*TASK BRIEF*. Each entry below must be repeated word for word.
^^^^
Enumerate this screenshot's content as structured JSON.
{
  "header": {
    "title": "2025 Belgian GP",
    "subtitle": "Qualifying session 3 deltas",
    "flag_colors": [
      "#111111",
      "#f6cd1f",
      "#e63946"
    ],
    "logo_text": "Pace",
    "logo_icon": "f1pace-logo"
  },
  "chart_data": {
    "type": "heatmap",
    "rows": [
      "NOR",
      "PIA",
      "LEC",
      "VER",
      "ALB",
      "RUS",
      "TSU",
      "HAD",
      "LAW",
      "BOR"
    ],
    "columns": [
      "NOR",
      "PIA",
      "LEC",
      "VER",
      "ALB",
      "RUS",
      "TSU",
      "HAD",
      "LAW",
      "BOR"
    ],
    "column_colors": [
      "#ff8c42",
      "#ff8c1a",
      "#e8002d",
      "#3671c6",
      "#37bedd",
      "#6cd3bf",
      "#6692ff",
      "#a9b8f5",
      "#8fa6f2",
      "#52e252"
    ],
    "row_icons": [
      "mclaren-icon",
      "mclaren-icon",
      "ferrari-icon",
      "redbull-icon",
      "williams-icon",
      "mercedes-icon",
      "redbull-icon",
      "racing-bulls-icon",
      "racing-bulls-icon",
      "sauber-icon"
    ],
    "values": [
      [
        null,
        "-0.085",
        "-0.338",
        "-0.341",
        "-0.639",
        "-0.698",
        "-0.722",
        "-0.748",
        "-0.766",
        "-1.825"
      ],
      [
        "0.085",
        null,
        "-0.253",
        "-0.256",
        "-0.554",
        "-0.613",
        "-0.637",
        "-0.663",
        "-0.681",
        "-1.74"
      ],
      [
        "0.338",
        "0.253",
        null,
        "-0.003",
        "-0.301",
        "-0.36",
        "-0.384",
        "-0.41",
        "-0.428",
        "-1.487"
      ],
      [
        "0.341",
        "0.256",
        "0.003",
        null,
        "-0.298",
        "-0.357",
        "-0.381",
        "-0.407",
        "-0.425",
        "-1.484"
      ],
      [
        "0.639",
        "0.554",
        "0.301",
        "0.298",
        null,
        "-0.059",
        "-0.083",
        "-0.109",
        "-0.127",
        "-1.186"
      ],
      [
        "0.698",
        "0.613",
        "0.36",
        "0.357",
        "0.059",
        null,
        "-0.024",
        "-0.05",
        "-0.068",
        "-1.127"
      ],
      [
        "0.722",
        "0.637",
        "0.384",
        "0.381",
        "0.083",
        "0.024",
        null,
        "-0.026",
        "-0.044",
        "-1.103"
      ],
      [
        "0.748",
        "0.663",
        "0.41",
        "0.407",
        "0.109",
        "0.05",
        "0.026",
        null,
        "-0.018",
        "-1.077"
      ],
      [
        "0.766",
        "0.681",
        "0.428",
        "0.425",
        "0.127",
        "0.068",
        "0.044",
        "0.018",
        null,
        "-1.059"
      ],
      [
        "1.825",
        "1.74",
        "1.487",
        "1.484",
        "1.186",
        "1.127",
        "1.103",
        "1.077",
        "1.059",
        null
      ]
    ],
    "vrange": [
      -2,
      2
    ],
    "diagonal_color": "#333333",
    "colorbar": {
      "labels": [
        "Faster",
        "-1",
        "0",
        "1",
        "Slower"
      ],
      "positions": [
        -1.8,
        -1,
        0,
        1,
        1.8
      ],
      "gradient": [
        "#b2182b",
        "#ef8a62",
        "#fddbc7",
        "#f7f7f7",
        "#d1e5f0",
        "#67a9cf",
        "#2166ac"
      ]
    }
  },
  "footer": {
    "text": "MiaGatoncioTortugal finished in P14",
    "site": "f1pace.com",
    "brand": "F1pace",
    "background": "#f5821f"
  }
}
^^^^
*THE COMPLETED TASK*.
Enumerate this screenshot's content as structured JSON.
{
  "header": {
    "title": "2025 Belgian GP",
    "subtitle": "Qualifying session 3 deltas",
    "flag_colors": [
      "#111111",
      "#f6cd1f",
      "#e63946"
    ],
    "logo_text": "Pace",
    "logo_icon": "f1pace-logo"
  },
  "chart_data": {
    "type": "heatmap",
    "rows": [
      "NOR",
      "PIA",
      "LEC",
      "VER",
      "ALB",
      "RUS",
      "TSU",
      "HAD",
      "LAW",
      "BOR"
    ],
    "columns": [
      "NOR",
      "PIA",
      "LEC",
      "VER",
      "ALB",
      "RUS",
      "TSU",
      "HAD",
      "LAW",
      "BOR"
    ],
    "column_colors": [
      "#ff8c42",
      "#ff8c1a",
      "#e8002d",
      "#3671c6",
      "#37bedd",
      "#6cd3bf",
      "#6692ff",
      "#a9b8f5",
      "#8fa6f2",
      "#52e252"
    ],
    "row_icons": [
      "mclaren-icon",
      "mclaren-icon",
      "ferrari-icon",
      "redbull-icon",
      "williams-icon",
      "mercedes-icon",
      "redbull-icon",
      "racing-bulls-icon",
      "racing-bulls-icon",
      "sauber-icon"
    ],
    "values": [
      [
        null,
        "-0.085",
        "-0.338",
        "-0.341",
        "-0.639",
        "-0.698",
        "-0.722",
        "-0.748",
        "-0.766",
        "-1.825"
      ],
      [
        "0.085",
        null,
        "-0.253",
        "-0.256",
        "-0.554",
        "-0.613",
        "-0.637",
        "-0.663",
        "-0.681",
        "-1.74"
      ],
      [
        "0.338",
        "0.253",
        null,
        "-0.003",
        "-0.301",
        "-0.36",
        "-0.384",
        "-0.41",
        "-0.428",
        "-1.487"
      ],
      [
        "0.341",
        "0.256",
        "0.003",
        null,
        "-0.298",
        "-0.357",
        "-0.381",
        "-0.407",
        "-0.425",
        "-1.484"
      ],
      [
        "0.639",
        "0.554",
        "0.301",
        "0.298",
        null,
        "-0.059",
        "-0.083",
        "-0.109",
        "-0.127",
        "-1.186"
      ],
      [
        "0.698",
        "0.613",
        "0.36",
        "0.357",
        "0.059",
        null,
        "-0.024",
        "-0.05",
        "-0.068",
        "-1.127"
      ],
      [
        "0.722",
        "0.637",
        "0.384",
        "0.381",
        "0.083",
        "0.024",
        null,
        "-0.026",
        "-0.044",
        "-1.103"
      ],
      [
        "0.748",
        "0.663",
        "0.41",
        "0.407",
        "0.109",
        "0.05",
        "0.026",
        null,
        "-0.018",
        "-1.077"
      ],
      [
        "0.766",
        "0.681",
        "0.428",
        "0.425",
        "0.127",
        "0.068",
        "0.044",
        "0.018",
        null,
        "-1.059"
      ],
      [
        "1.825",
        "1.74",
        "1.487",
        "1.484",
        "1.186",
        "1.127",
        "1.103",
        "1.077",
        "1.059",
        null
      ]
    ],
    "vrange": [
      -2,
      2
    ],
    "diagonal_color": "#333333",
    "colorbar": {
      "labels": [
        "Faster",
        "-1",
        "0",
        "1",
        "Slower"
      ],
      "positions": [
        -1.8,
        -1,
        0,
        1,
        1.8
      ],
      "gradient": [
        "#b2182b",
        "#ef8a62",
        "#fddbc7",
        "#f7f7f7",
        "#d1e5f0",
        "#67a9cf",
        "#2166ac"
      ]
    }
  },
  "footer": {
    "text": "MiaGatoncioTortugal finished in P14",
    "site": "f1pace.com",
    "brand": "F1pace",
    "background": "#f5821f"
  }
}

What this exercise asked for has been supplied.